Omit the pictures and output every entry below exactly as written.

++++ DATASET RECORDS ++++

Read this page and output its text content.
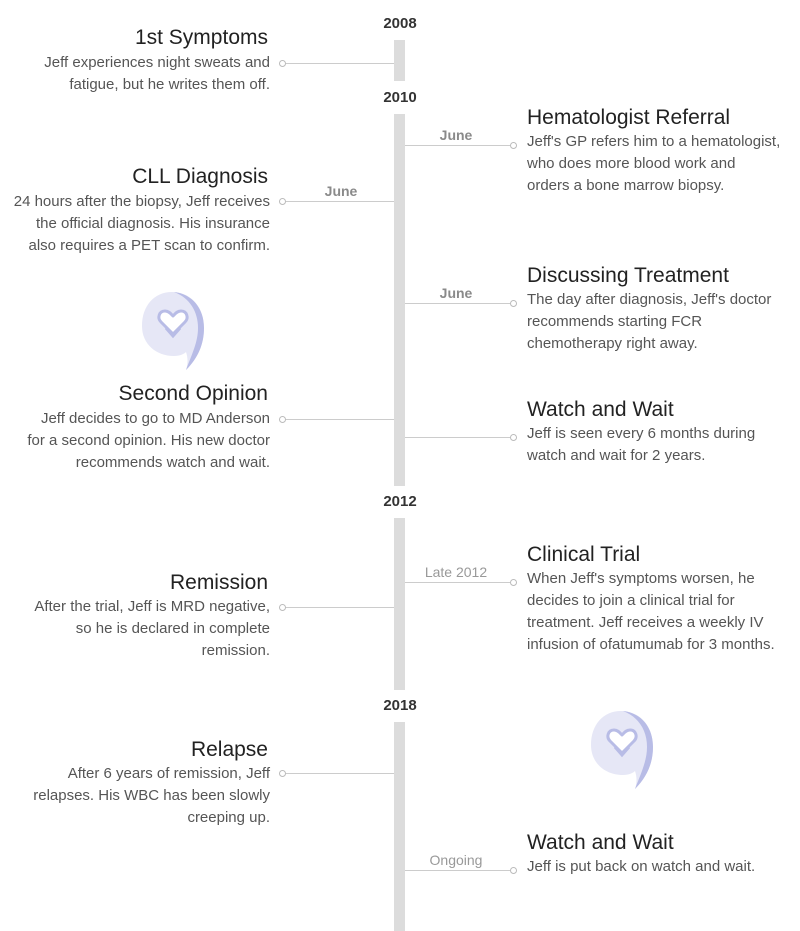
2008
2010
2012
2018
1st Symptoms
Jeff experiences night sweats and fatigue, but he writes them off.
June
Hematologist Referral
Jeff's GP refers him to a hematologist, who does more blood work and orders a bone marrow biopsy.
CLL Diagnosis
24 hours after the biopsy, Jeff receives the official diagnosis. His insurance also requires a PET scan to confirm.
June
June
Discussing Treatment
The day after diagnosis, Jeff's doctor recommends starting FCR chemotherapy right away.
Second Opinion
Jeff decides to go to MD Anderson for a second opinion. His new doctor recommends watch and wait.
Watch and Wait
Jeff is seen every 6 months during watch and wait for 2 years.
Late 2012
Clinical Trial
When Jeff's symptoms worsen, he decides to join a clinical trial for treatment. Jeff receives a weekly IV infusion of ofatumumab for 3 months.
Remission
After the trial, Jeff is MRD negative, so he is declared in complete remission.
Relapse
After 6 years of remission, Jeff relapses. His WBC has been slowly creeping up.
Ongoing
Watch and Wait
Jeff is put back on watch and wait.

++++

• **COMPLETE RESPONSE**:
Read this page and output its text content.
2008
2010
2012
2018
1st Symptoms
Jeff experiences night sweats and fatigue, but he writes them off.
June
Hematologist Referral
Jeff's GP refers him to a hematologist, who does more blood work and orders a bone marrow biopsy.
CLL Diagnosis
24 hours after the biopsy, Jeff receives the official diagnosis. His insurance also requires a PET scan to confirm.
June
June
Discussing Treatment
The day after diagnosis, Jeff's doctor recommends starting FCR chemotherapy right away.
Second Opinion
Jeff decides to go to MD Anderson for a second opinion. His new doctor recommends watch and wait.
Watch and Wait
Jeff is seen every 6 months during watch and wait for 2 years.
Late 2012
Clinical Trial
When Jeff's symptoms worsen, he decides to join a clinical trial for treatment. Jeff receives a weekly IV infusion of ofatumumab for 3 months.
Remission
After the trial, Jeff is MRD negative, so he is declared in complete remission.
Relapse
After 6 years of remission, Jeff relapses. His WBC has been slowly creeping up.
Ongoing
Watch and Wait
Jeff is put back on watch and wait.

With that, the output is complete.